Quanta coisa se passou e nós dois sempre juntos, amigos sinceros, companheiros confiáveis.

Um certo dia, você teve um cataclismo em sua vida, quando sua mulher adoeceu, com uma enfermidade extremamente grave, com consequência desastrosa. Dava para perceber sua intensa angústia, em perder a companheira de sua vida e todos nós, seus amigos, presentes, percebíamos as mudanças que isto traria à sua vida. Você resistiria? Era uma grande dúvida que todos nos guardávamos em nosso íntimo.

Mais algum tempo se passou. Conseguimos manter os telefonemas mútuos, os encontros para almoços do grupo de amigos de infância, todos já idosos. Em um desses almoços, aventamos a hipótese de voltarmos juntos à nossa cidade natal, o que se realizou plenamente. Viajamos, dias perfeitos, de recordações, encontro com velhos amigos daquela cidade, quando então, deu-se o que nunca poderia acontecer, nossa briga. Por motivo banal, nós dois nos desentendemos e você, no momento, rejeitou uma reconciliação e se retirou asperamente para a casa de um parente, após declarar em voz alta que, naquele momento, estava se partindo, terminando, se desfazendo, uma amizade de 70 anos.

Desde aquela ocasião, quando já se passaram três anos, nunca mais nos vimos, nunca mais nos falamos, ficou uma magoa. Sei que errei ao falar bruscamente com você, quando você não esperava, mas sua reação foi extremamente exagerada, desproporcional. Conversando com os demais colegas presentes, após você se retirar, todos achamos que sua atitude deveria certamente estar relacionada à sua maior perda, a de sua esposa, que sempre o orientava, acalmava em momento como este, que são, relativamente, frequentes na convivência de amigos.

Bem, há muito tempo tenho ensaiado falar com você pelo telefone para voltarmos à boa. Quando sua querida nora faleceu, ainda jovem, cheguei a pegar o telefone para transmitir minhas condolências a você e seu filho, mas pensei: -estas coisas não se faz pelo telefone. Pensei em mandar um E.mail, uma carta, mas não deu certo. Pensei em encontrá-lo em uma reunião dos amigos, para refazermos nossa antiga amizade, mas isto não ocorreu.

Somente agora, completando os oitenta anos como você, peguei coragem para escrever estas poucas linhas. Pensei: - Agora, ou talvez não dê tempo!

Espero, que note bem, estou agora sem um vintém, podendo mande-me algum...

São Paulo, 27 de julho de 2015.  Responda, que eu pago o selo!

DESCRIÇÃO DA TAREFA => Reproduza palavra por palavra o trecho da carta que vai de "Bem, há muito" até "não dê tempo!", com esses dois pontos incluídos.

[Registros de posição dos itens]
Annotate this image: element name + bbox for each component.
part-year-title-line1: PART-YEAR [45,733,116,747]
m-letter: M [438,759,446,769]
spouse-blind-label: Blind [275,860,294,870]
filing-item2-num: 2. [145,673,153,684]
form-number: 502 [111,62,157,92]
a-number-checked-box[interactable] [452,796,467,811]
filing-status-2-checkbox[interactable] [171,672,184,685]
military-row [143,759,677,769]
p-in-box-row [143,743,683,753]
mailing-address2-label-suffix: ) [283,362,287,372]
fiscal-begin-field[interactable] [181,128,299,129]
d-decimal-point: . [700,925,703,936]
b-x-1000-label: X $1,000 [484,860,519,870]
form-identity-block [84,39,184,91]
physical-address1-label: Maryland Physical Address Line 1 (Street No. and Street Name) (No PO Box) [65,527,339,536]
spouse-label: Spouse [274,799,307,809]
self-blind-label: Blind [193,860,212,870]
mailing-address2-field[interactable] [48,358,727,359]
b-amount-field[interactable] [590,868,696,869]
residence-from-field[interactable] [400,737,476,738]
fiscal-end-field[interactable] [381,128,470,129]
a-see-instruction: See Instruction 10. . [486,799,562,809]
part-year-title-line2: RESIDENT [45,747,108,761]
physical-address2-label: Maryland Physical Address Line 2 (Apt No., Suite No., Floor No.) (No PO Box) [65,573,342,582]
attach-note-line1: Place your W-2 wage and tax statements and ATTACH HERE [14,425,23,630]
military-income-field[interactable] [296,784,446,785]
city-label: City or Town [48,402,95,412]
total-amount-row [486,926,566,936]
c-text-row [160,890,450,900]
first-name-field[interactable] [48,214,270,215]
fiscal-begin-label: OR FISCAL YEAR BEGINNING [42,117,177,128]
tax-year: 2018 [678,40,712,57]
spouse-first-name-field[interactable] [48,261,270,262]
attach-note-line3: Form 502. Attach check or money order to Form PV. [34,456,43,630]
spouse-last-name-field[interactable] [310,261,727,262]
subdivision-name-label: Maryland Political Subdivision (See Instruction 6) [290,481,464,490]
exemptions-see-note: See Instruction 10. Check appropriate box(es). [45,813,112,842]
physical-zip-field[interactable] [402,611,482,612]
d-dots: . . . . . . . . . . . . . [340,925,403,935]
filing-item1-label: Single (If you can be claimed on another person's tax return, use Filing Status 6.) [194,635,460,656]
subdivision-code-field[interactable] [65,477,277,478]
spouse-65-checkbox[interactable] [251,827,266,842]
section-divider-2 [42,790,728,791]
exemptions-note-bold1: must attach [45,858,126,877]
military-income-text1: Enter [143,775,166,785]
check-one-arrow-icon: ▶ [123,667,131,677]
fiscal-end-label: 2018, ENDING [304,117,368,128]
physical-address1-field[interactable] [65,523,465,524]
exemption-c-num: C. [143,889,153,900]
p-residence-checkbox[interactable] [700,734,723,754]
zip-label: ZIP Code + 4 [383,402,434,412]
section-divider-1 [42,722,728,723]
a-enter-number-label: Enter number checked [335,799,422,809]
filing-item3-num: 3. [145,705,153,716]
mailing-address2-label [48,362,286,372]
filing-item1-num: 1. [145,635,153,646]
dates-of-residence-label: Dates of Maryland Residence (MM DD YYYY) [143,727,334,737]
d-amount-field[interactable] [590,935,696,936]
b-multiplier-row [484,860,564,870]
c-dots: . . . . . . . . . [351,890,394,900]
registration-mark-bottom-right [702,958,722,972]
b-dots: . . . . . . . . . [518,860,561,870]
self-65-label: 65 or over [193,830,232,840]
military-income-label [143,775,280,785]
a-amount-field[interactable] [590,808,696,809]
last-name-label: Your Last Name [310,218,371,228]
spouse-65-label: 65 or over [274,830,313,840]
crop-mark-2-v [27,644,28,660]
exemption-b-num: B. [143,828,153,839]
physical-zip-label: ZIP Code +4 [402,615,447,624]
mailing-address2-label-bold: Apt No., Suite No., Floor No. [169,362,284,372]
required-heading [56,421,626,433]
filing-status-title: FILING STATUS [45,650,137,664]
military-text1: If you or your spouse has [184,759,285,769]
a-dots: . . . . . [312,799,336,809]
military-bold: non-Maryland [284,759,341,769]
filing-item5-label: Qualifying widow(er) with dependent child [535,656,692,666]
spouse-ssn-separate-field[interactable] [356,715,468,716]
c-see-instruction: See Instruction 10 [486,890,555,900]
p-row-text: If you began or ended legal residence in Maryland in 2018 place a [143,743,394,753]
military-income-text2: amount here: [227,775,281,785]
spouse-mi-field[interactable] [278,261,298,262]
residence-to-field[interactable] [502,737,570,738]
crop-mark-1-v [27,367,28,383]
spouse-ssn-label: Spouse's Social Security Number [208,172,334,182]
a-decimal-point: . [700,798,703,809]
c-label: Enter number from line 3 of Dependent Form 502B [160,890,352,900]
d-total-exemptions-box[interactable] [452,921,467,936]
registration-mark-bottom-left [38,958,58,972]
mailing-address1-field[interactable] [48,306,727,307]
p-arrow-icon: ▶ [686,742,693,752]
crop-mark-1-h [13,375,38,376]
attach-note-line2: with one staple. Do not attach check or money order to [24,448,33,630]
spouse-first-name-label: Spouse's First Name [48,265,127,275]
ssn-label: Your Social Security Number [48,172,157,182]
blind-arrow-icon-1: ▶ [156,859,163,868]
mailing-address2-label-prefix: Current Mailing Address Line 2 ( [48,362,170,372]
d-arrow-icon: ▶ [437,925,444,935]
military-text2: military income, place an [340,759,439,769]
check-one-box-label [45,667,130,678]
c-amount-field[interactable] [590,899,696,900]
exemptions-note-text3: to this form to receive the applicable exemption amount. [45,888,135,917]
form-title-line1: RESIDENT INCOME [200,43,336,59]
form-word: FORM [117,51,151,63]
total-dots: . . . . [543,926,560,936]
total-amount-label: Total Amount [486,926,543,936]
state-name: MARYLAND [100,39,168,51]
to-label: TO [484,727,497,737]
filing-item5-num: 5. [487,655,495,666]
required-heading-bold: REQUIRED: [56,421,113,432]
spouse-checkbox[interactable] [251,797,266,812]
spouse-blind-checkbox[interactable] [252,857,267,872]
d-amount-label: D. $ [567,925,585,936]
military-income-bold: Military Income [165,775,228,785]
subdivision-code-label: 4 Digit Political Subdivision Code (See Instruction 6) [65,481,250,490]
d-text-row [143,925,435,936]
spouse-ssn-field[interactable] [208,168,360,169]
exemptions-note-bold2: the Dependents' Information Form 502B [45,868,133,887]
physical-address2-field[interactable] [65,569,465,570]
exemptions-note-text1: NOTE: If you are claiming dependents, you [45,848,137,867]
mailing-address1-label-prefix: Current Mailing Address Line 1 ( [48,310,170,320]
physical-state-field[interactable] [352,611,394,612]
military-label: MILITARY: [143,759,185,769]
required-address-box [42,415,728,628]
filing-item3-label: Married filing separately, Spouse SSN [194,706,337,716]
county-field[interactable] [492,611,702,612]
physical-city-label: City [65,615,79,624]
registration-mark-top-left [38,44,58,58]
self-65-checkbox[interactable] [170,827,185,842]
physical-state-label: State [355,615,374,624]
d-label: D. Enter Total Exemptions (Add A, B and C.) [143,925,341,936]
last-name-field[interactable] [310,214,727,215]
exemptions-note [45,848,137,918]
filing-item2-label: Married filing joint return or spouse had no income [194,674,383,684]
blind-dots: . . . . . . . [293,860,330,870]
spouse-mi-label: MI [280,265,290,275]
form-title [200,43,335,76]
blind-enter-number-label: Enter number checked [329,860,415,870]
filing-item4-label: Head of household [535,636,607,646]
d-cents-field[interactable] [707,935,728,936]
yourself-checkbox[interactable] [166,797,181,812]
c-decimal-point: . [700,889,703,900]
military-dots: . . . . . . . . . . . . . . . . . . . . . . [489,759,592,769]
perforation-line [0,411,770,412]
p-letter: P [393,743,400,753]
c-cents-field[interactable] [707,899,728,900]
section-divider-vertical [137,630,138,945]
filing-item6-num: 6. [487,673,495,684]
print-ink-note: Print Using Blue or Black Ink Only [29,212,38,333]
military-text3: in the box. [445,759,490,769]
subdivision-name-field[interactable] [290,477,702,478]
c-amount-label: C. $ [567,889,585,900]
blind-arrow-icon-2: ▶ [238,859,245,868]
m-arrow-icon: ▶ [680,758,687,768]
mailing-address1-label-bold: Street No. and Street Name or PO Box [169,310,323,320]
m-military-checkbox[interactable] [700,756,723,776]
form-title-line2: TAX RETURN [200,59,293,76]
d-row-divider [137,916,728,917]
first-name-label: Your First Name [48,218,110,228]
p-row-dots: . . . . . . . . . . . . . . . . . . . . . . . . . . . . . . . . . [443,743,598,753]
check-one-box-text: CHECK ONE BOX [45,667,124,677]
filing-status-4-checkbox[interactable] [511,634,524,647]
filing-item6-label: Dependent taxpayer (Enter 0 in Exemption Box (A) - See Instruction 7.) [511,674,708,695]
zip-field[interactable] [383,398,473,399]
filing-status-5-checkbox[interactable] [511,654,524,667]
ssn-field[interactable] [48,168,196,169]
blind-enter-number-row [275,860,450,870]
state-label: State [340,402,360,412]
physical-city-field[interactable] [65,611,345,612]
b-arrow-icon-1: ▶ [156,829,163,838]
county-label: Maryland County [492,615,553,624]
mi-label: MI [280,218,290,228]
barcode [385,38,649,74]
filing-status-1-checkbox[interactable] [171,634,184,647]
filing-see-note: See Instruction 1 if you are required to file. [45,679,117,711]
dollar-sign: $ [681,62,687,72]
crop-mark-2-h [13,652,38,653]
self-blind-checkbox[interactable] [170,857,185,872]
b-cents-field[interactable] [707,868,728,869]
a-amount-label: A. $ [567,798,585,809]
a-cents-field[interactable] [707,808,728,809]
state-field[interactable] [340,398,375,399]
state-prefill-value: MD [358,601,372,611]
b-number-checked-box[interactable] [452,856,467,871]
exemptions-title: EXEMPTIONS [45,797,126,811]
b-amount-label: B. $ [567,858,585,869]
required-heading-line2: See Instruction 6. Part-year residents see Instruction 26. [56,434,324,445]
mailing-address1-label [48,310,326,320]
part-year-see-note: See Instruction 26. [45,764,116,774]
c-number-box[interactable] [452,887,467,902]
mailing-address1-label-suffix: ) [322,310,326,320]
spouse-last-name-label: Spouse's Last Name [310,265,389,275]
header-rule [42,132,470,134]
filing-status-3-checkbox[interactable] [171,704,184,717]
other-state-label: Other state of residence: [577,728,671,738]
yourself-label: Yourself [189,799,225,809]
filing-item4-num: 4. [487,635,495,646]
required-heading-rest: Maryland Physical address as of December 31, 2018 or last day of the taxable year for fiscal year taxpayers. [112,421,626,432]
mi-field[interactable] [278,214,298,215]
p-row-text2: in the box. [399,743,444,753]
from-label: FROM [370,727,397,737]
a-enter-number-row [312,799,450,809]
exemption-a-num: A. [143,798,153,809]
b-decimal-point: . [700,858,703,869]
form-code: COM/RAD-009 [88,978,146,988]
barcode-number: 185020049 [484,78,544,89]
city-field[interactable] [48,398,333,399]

RESULTADO DA TAREFA =>
Bem, há muito tempo tenho ensaiado falar com você pelo telefone para voltarmos à boa. Quando sua querida nora faleceu, ainda jovem, cheguei a pegar o telefone para transmitir minhas condolências a você e seu filho, mas pensei: -estas coisas não se faz pelo telefone. Pensei em mandar um E.mail, uma carta, mas não deu certo. Pensei em encontrá-lo em uma reunião dos amigos, para refazermos nossa antiga amizade, mas isto não ocorreu.

Somente agora, completando os oitenta anos como você, peguei coragem para escrever estas poucas linhas. Pensei: - Agora, ou talvez não dê tempo!